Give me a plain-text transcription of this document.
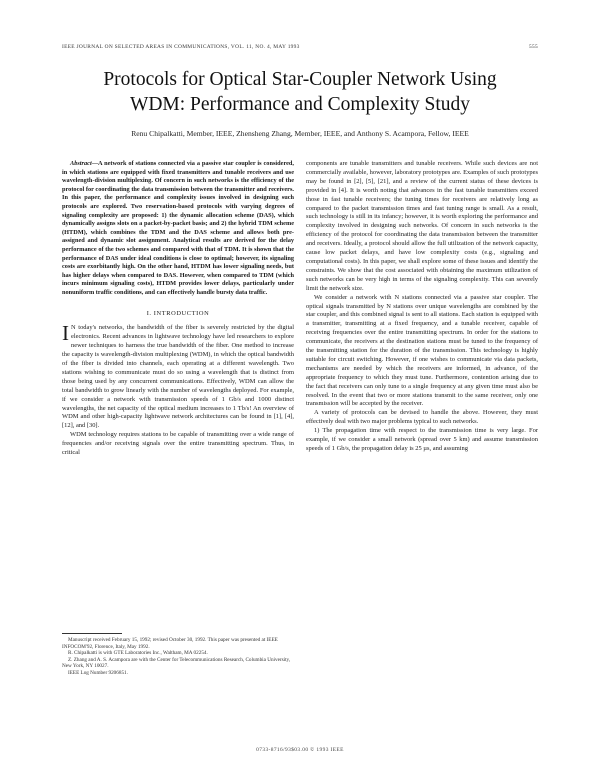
IEEE JOURNAL ON SELECTED AREAS IN COMMUNICATIONS, VOL. 11, NO. 4, MAY 1993	555
Protocols for Optical Star-Coupler Network Using
WDM: Performance and Complexity Study
Renu Chipalkatti, Member, IEEE, Zhensheng Zhang, Member, IEEE, and Anthony S. Acampora, Fellow, IEEE

Abstract—A network of stations connected via a passive star coupler is considered, in which stations are equipped with fixed transmitters and tunable receivers and use wavelength-division multiplexing. Of concern in such networks is the efficiency of the protocol for coordinating the data transmission between the transmitter and receivers. In this paper, the performance and complexity issues involved in designing such protocols are explored. Two reservation-based protocols with varying degrees of signaling complexity are proposed: 1) the dynamic allocation scheme (DAS), which dynamically assigns slots on a packet-by-packet basis; and 2) the hybrid TDM scheme (HTDM), which combines the TDM and the DAS scheme and allows both pre-assigned and dynamic slot assignment. Analytical results are derived for the delay performance of the two schemes and compared with that of TDM. It is shown that the performance of DAS under ideal conditions is close to optimal; however, its signaling costs are exorbitantly high. On the other hand, HTDM has lower signaling needs, but has higher delays when compared to DAS. However, when compared to TDM (which incurs minimum signaling costs), HTDM provides lower delays, particularly under nonuniform traffic conditions, and can effectively handle bursty data traffic.

I. INTRODUCTION

I N today's networks, the bandwidth of the fiber is severely restricted by the digital electronics. Recent advances in lightwave technology have led researchers to explore newer techniques to harness the true bandwidth of the fiber. One method to increase the capacity is wavelength-division multiplexing (WDM), in which the optical bandwidth of the fiber is divided into channels, each operating at a different wavelength. Two stations wishing to communicate must do so using a wavelength that is distinct from those being used by any concurrent communications. Effectively, WDM can allow the total bandwidth to grow linearly with the number of wavelengths deployed. For example, if we consider a network with transmission speeds of 1 Gb/s and 1000 distinct wavelengths, the net capacity of the optical medium increases to 1 Tb/s! An overview of WDM and other high-capacity lightwave network architectures can be found in [1], [4], [12], and [30].

WDM technology requires stations to be capable of transmitting over a wide range of frequencies and/or receiving signals over the entire transmitting spectrum. Thus, in critical

Manuscript received February 15, 1992; revised October 30, 1992. This paper was presented at IEEE INFOCOM'92, Florence, Italy, May 1992.

R. Chipalkatti is with GTE Laboratories Inc., Waltham, MA 02254.

Z. Zhang and A. S. Acampora are with the Center for Telecommunications Research, Columbia University, New York, NY 10027.

IEEE Log Number 9206851.

components are tunable transmitters and tunable receivers. While such devices are not commercially available, however, laboratory prototypes are. Examples of such prototypes may be found in [2], [5], [21], and a review of the current status of these devices is provided in [4]. It is worth noting that advances in the fast tunable transmitters exceed those in fast tunable receivers; the tuning times for receivers are relatively long as compared to the packet transmission times and fast tuning range is small. As a result, such technology is still in its infancy; however, it is worth exploring the performance and complexity involved in designing such networks. Of concern in such networks is the efficiency of the protocol for coordinating the data transmission between the transmitter and receivers. Ideally, a protocol should allow the full utilization of the network capacity, cause low packet delays, and have low complexity costs (e.g., signaling and computational costs). In this paper, we shall explore some of these issues and identify the constraints. We show that the cost associated with obtaining the maximum utilization of such networks can be very high in terms of the signaling complexity. This can severely limit the network size.

We consider a network with N stations connected via a passive star coupler. The optical signals transmitted by N stations over unique wavelengths are combined by the star coupler, and this combined signal is sent to all stations. Each station is equipped with a transmitter, transmitting at a fixed frequency, and a tunable receiver, capable of receiving frequencies over the entire transmitting spectrum. In order for the stations to communicate, the receivers at the destination stations must be tuned to the frequency of the transmitting station for the duration of the transmission. This technology is highly suitable for circuit switching. However, if one wishes to communicate via data packets, mechanisms are needed by which the receivers are informed, in advance, of the appropriate frequency to which they must tune. Furthermore, contention arising due to the fact that receivers can only tune to a single frequency at any given time must also be resolved. In the event that two or more stations transmit to the same receiver, only one transmission will be accepted by the receiver.

A variety of protocols can be devised to handle the above. However, they must effectively deal with two major problems typical to such networks.

1) The propagation time with respect to the transmission time is very large. For example, if we consider a small network (spread over 5 km) and assume transmission speeds of 1 Gb/s, the propagation delay is 25 µs, and assuming

0733-8716/93$03.00 © 1993 IEEE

=-=-=

■ WRITTEN TASK ■
Copy out all the records exactly, excluding pictures.

■ CORRECT RESPONSE ■
Give me a plain-text transcription of this document.
IEEE JOURNAL ON SELECTED AREAS IN COMMUNICATIONS, VOL. 11, NO. 4, MAY 1993	555
Protocols for Optical Star-Coupler Network Using
WDM: Performance and Complexity Study
Renu Chipalkatti, Member, IEEE, Zhensheng Zhang, Member, IEEE, and Anthony S. Acampora, Fellow, IEEE

Abstract—A network of stations connected via a passive star coupler is considered, in which stations are equipped with fixed transmitters and tunable receivers and use wavelength-division multiplexing. Of concern in such networks is the efficiency of the protocol for coordinating the data transmission between the transmitter and receivers. In this paper, the performance and complexity issues involved in designing such protocols are explored. Two reservation-based protocols with varying degrees of signaling complexity are proposed: 1) the dynamic allocation scheme (DAS), which dynamically assigns slots on a packet-by-packet basis; and 2) the hybrid TDM scheme (HTDM), which combines the TDM and the DAS scheme and allows both pre-assigned and dynamic slot assignment. Analytical results are derived for the delay performance of the two schemes and compared with that of TDM. It is shown that the performance of DAS under ideal conditions is close to optimal; however, its signaling costs are exorbitantly high. On the other hand, HTDM has lower signaling needs, but has higher delays when compared to DAS. However, when compared to TDM (which incurs minimum signaling costs), HTDM provides lower delays, particularly under nonuniform traffic conditions, and can effectively handle bursty data traffic.

I. INTRODUCTION

I N today's networks, the bandwidth of the fiber is severely restricted by the digital electronics. Recent advances in lightwave technology have led researchers to explore newer techniques to harness the true bandwidth of the fiber. One method to increase the capacity is wavelength-division multiplexing (WDM), in which the optical bandwidth of the fiber is divided into channels, each operating at a different wavelength. Two stations wishing to communicate must do so using a wavelength that is distinct from those being used by any concurrent communications. Effectively, WDM can allow the total bandwidth to grow linearly with the number of wavelengths deployed. For example, if we consider a network with transmission speeds of 1 Gb/s and 1000 distinct wavelengths, the net capacity of the optical medium increases to 1 Tb/s! An overview of WDM and other high-capacity lightwave network architectures can be found in [1], [4], [12], and [30].

WDM technology requires stations to be capable of transmitting over a wide range of frequencies and/or receiving signals over the entire transmitting spectrum. Thus, in critical

Manuscript received February 15, 1992; revised October 30, 1992. This paper was presented at IEEE INFOCOM'92, Florence, Italy, May 1992.

R. Chipalkatti is with GTE Laboratories Inc., Waltham, MA 02254.

Z. Zhang and A. S. Acampora are with the Center for Telecommunications Research, Columbia University, New York, NY 10027.

IEEE Log Number 9206851.

components are tunable transmitters and tunable receivers. While such devices are not commercially available, however, laboratory prototypes are. Examples of such prototypes may be found in [2], [5], [21], and a review of the current status of these devices is provided in [4]. It is worth noting that advances in the fast tunable transmitters exceed those in fast tunable receivers; the tuning times for receivers are relatively long as compared to the packet transmission times and fast tuning range is small. As a result, such technology is still in its infancy; however, it is worth exploring the performance and complexity involved in designing such networks. Of concern in such networks is the efficiency of the protocol for coordinating the data transmission between the transmitter and receivers. Ideally, a protocol should allow the full utilization of the network capacity, cause low packet delays, and have low complexity costs (e.g., signaling and computational costs). In this paper, we shall explore some of these issues and identify the constraints. We show that the cost associated with obtaining the maximum utilization of such networks can be very high in terms of the signaling complexity. This can severely limit the network size.

We consider a network with N stations connected via a passive star coupler. The optical signals transmitted by N stations over unique wavelengths are combined by the star coupler, and this combined signal is sent to all stations. Each station is equipped with a transmitter, transmitting at a fixed frequency, and a tunable receiver, capable of receiving frequencies over the entire transmitting spectrum. In order for the stations to communicate, the receivers at the destination stations must be tuned to the frequency of the transmitting station for the duration of the transmission. This technology is highly suitable for circuit switching. However, if one wishes to communicate via data packets, mechanisms are needed by which the receivers are informed, in advance, of the appropriate frequency to which they must tune. Furthermore, contention arising due to the fact that receivers can only tune to a single frequency at any given time must also be resolved. In the event that two or more stations transmit to the same receiver, only one transmission will be accepted by the receiver.

A variety of protocols can be devised to handle the above. However, they must effectively deal with two major problems typical to such networks.

1) The propagation time with respect to the transmission time is very large. For example, if we consider a small network (spread over 5 km) and assume transmission speeds of 1 Gb/s, the propagation delay is 25 µs, and assuming

0733-8716/93$03.00 © 1993 IEEE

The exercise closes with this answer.